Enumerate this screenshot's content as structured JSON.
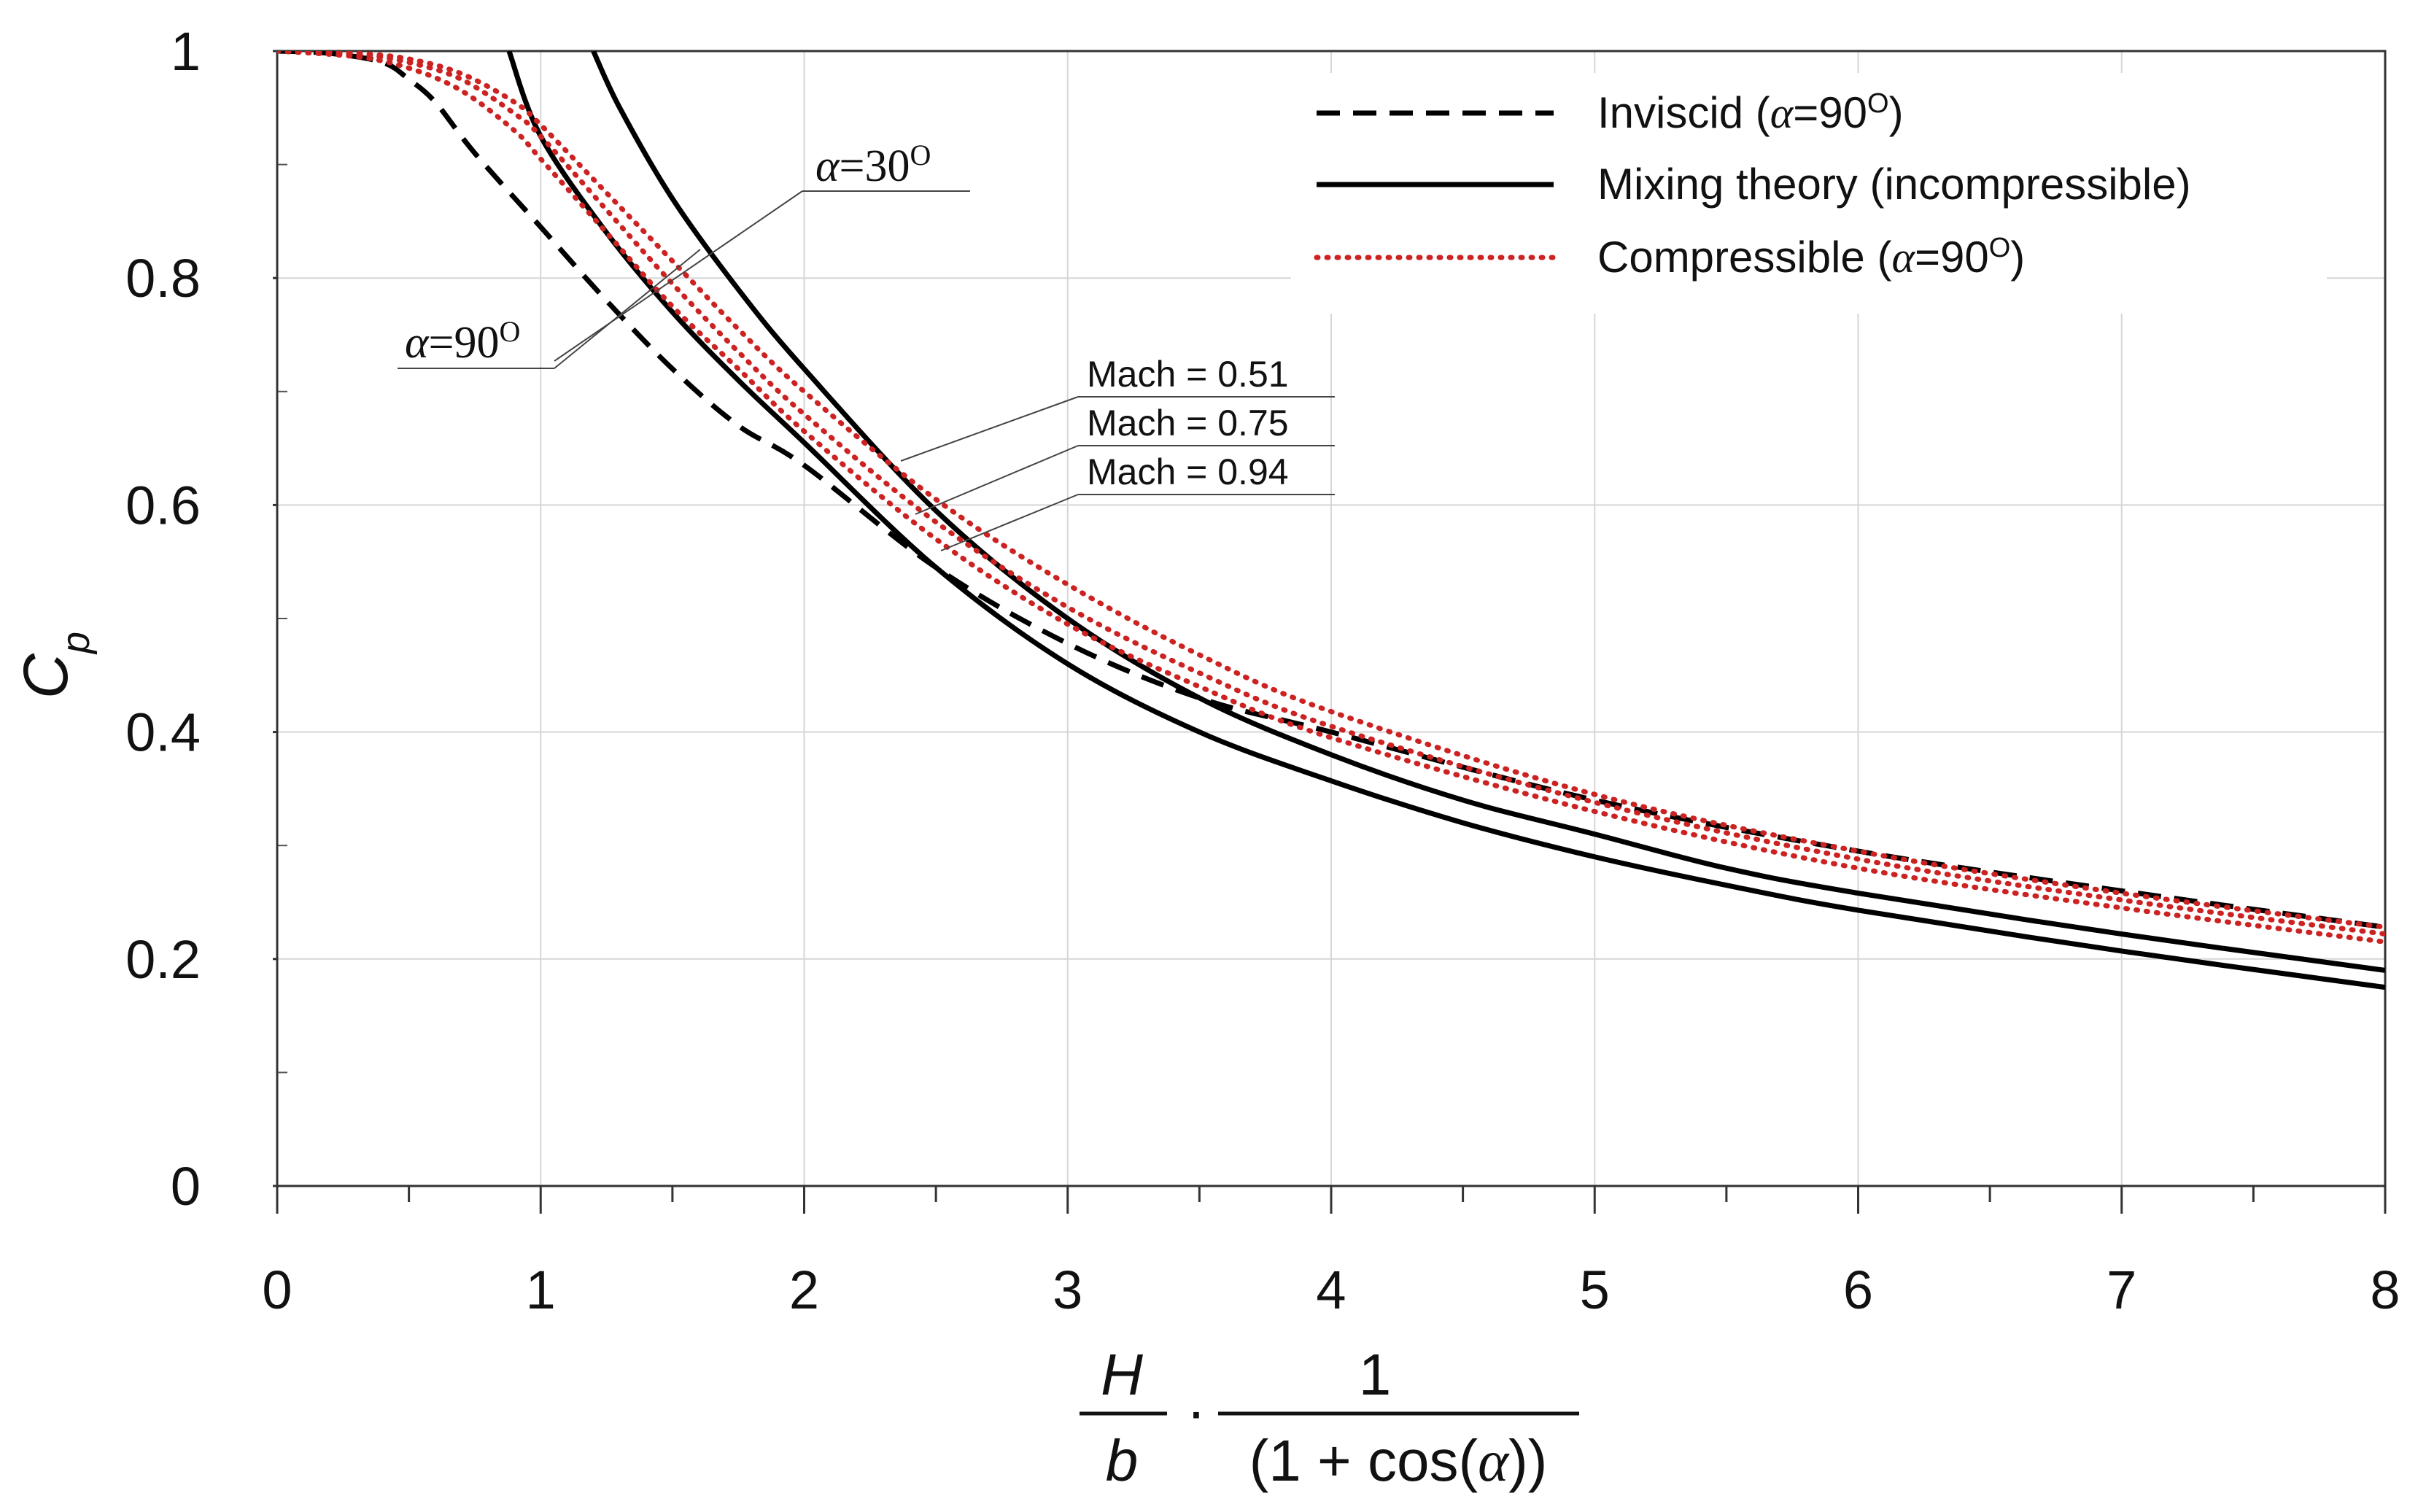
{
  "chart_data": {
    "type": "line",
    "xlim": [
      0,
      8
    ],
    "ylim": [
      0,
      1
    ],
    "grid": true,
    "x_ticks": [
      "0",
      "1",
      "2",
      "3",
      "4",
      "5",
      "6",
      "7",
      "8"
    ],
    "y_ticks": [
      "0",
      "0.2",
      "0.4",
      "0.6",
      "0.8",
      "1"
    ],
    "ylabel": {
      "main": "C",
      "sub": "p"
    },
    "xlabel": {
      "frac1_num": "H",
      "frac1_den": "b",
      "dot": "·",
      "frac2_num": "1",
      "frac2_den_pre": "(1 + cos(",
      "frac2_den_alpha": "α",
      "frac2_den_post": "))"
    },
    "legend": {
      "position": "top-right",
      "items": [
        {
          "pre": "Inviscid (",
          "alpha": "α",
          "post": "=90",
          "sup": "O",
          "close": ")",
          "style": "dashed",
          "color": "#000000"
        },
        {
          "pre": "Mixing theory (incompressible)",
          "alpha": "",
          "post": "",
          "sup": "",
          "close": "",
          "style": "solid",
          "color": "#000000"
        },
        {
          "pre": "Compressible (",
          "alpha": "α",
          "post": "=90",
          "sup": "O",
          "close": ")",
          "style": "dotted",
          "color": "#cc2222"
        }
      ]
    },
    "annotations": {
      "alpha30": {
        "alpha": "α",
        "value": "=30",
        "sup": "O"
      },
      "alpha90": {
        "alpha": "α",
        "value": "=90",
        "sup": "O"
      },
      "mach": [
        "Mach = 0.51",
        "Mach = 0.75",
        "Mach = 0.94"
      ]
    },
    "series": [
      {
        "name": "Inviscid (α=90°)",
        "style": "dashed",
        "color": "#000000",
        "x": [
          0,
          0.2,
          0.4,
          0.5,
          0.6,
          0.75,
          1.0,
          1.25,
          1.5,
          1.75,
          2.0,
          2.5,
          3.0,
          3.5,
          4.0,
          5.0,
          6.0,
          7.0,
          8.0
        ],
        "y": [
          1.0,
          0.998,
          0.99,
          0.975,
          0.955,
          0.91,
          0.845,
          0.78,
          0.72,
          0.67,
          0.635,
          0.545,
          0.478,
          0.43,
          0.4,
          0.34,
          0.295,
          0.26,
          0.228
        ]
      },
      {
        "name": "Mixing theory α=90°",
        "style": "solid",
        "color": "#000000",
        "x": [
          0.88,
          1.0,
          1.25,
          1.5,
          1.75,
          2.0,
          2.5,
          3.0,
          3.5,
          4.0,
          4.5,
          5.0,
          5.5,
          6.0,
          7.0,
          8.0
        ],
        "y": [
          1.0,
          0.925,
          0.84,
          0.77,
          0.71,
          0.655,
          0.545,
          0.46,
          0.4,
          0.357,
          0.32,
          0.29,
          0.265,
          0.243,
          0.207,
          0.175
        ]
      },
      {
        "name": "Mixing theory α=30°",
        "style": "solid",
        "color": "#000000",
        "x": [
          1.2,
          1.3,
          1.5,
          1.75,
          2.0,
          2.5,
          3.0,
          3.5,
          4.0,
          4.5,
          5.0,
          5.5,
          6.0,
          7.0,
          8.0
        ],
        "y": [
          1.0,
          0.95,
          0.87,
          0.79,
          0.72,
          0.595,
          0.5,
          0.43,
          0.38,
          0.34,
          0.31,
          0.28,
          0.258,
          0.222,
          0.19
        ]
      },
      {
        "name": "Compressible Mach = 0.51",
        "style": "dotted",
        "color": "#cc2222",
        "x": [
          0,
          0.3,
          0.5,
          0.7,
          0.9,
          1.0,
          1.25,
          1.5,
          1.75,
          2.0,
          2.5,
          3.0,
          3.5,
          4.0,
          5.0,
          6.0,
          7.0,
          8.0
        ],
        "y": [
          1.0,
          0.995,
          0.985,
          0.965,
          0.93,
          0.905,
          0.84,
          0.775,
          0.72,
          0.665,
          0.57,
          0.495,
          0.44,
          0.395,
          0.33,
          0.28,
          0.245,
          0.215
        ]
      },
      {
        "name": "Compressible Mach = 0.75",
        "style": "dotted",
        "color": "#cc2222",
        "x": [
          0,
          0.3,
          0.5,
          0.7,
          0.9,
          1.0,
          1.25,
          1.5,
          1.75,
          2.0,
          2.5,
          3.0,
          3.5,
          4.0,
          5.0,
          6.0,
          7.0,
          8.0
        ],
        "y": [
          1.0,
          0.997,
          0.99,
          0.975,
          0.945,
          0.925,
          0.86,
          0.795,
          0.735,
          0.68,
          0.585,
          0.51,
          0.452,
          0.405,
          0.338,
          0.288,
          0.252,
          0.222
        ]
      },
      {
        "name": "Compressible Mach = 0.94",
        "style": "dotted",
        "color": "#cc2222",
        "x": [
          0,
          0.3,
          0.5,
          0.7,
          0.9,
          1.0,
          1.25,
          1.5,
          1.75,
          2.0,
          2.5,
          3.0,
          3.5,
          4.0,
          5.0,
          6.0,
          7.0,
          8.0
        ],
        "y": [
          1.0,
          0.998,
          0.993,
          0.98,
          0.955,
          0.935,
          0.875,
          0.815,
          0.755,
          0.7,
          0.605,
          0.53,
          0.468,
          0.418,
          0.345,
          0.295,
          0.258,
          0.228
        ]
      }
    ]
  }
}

━━━━━━━━━━

**EXERCISE DETAILS:** All the material shown above is to be copied exactly, with no pictures carried over.

**ANSWER TO THE TASK:**
Enumerate this screenshot's content as structured JSON.
{
  "chart_data": {
    "type": "line",
    "xlim": [
      0,
      8
    ],
    "ylim": [
      0,
      1
    ],
    "grid": true,
    "x_ticks": [
      "0",
      "1",
      "2",
      "3",
      "4",
      "5",
      "6",
      "7",
      "8"
    ],
    "y_ticks": [
      "0",
      "0.2",
      "0.4",
      "0.6",
      "0.8",
      "1"
    ],
    "ylabel": {
      "main": "C",
      "sub": "p"
    },
    "xlabel": {
      "frac1_num": "H",
      "frac1_den": "b",
      "dot": "·",
      "frac2_num": "1",
      "frac2_den_pre": "(1 + cos(",
      "frac2_den_alpha": "α",
      "frac2_den_post": "))"
    },
    "legend": {
      "position": "top-right",
      "items": [
        {
          "pre": "Inviscid (",
          "alpha": "α",
          "post": "=90",
          "sup": "O",
          "close": ")",
          "style": "dashed",
          "color": "#000000"
        },
        {
          "pre": "Mixing theory (incompressible)",
          "alpha": "",
          "post": "",
          "sup": "",
          "close": "",
          "style": "solid",
          "color": "#000000"
        },
        {
          "pre": "Compressible (",
          "alpha": "α",
          "post": "=90",
          "sup": "O",
          "close": ")",
          "style": "dotted",
          "color": "#cc2222"
        }
      ]
    },
    "annotations": {
      "alpha30": {
        "alpha": "α",
        "value": "=30",
        "sup": "O"
      },
      "alpha90": {
        "alpha": "α",
        "value": "=90",
        "sup": "O"
      },
      "mach": [
        "Mach = 0.51",
        "Mach = 0.75",
        "Mach = 0.94"
      ]
    },
    "series": [
      {
        "name": "Inviscid (α=90°)",
        "style": "dashed",
        "color": "#000000",
        "x": [
          0,
          0.2,
          0.4,
          0.5,
          0.6,
          0.75,
          1.0,
          1.25,
          1.5,
          1.75,
          2.0,
          2.5,
          3.0,
          3.5,
          4.0,
          5.0,
          6.0,
          7.0,
          8.0
        ],
        "y": [
          1.0,
          0.998,
          0.99,
          0.975,
          0.955,
          0.91,
          0.845,
          0.78,
          0.72,
          0.67,
          0.635,
          0.545,
          0.478,
          0.43,
          0.4,
          0.34,
          0.295,
          0.26,
          0.228
        ]
      },
      {
        "name": "Mixing theory α=90°",
        "style": "solid",
        "color": "#000000",
        "x": [
          0.88,
          1.0,
          1.25,
          1.5,
          1.75,
          2.0,
          2.5,
          3.0,
          3.5,
          4.0,
          4.5,
          5.0,
          5.5,
          6.0,
          7.0,
          8.0
        ],
        "y": [
          1.0,
          0.925,
          0.84,
          0.77,
          0.71,
          0.655,
          0.545,
          0.46,
          0.4,
          0.357,
          0.32,
          0.29,
          0.265,
          0.243,
          0.207,
          0.175
        ]
      },
      {
        "name": "Mixing theory α=30°",
        "style": "solid",
        "color": "#000000",
        "x": [
          1.2,
          1.3,
          1.5,
          1.75,
          2.0,
          2.5,
          3.0,
          3.5,
          4.0,
          4.5,
          5.0,
          5.5,
          6.0,
          7.0,
          8.0
        ],
        "y": [
          1.0,
          0.95,
          0.87,
          0.79,
          0.72,
          0.595,
          0.5,
          0.43,
          0.38,
          0.34,
          0.31,
          0.28,
          0.258,
          0.222,
          0.19
        ]
      },
      {
        "name": "Compressible Mach = 0.51",
        "style": "dotted",
        "color": "#cc2222",
        "x": [
          0,
          0.3,
          0.5,
          0.7,
          0.9,
          1.0,
          1.25,
          1.5,
          1.75,
          2.0,
          2.5,
          3.0,
          3.5,
          4.0,
          5.0,
          6.0,
          7.0,
          8.0
        ],
        "y": [
          1.0,
          0.995,
          0.985,
          0.965,
          0.93,
          0.905,
          0.84,
          0.775,
          0.72,
          0.665,
          0.57,
          0.495,
          0.44,
          0.395,
          0.33,
          0.28,
          0.245,
          0.215
        ]
      },
      {
        "name": "Compressible Mach = 0.75",
        "style": "dotted",
        "color": "#cc2222",
        "x": [
          0,
          0.3,
          0.5,
          0.7,
          0.9,
          1.0,
          1.25,
          1.5,
          1.75,
          2.0,
          2.5,
          3.0,
          3.5,
          4.0,
          5.0,
          6.0,
          7.0,
          8.0
        ],
        "y": [
          1.0,
          0.997,
          0.99,
          0.975,
          0.945,
          0.925,
          0.86,
          0.795,
          0.735,
          0.68,
          0.585,
          0.51,
          0.452,
          0.405,
          0.338,
          0.288,
          0.252,
          0.222
        ]
      },
      {
        "name": "Compressible Mach = 0.94",
        "style": "dotted",
        "color": "#cc2222",
        "x": [
          0,
          0.3,
          0.5,
          0.7,
          0.9,
          1.0,
          1.25,
          1.5,
          1.75,
          2.0,
          2.5,
          3.0,
          3.5,
          4.0,
          5.0,
          6.0,
          7.0,
          8.0
        ],
        "y": [
          1.0,
          0.998,
          0.993,
          0.98,
          0.955,
          0.935,
          0.875,
          0.815,
          0.755,
          0.7,
          0.605,
          0.53,
          0.468,
          0.418,
          0.345,
          0.295,
          0.258,
          0.228
        ]
      }
    ]
  }
}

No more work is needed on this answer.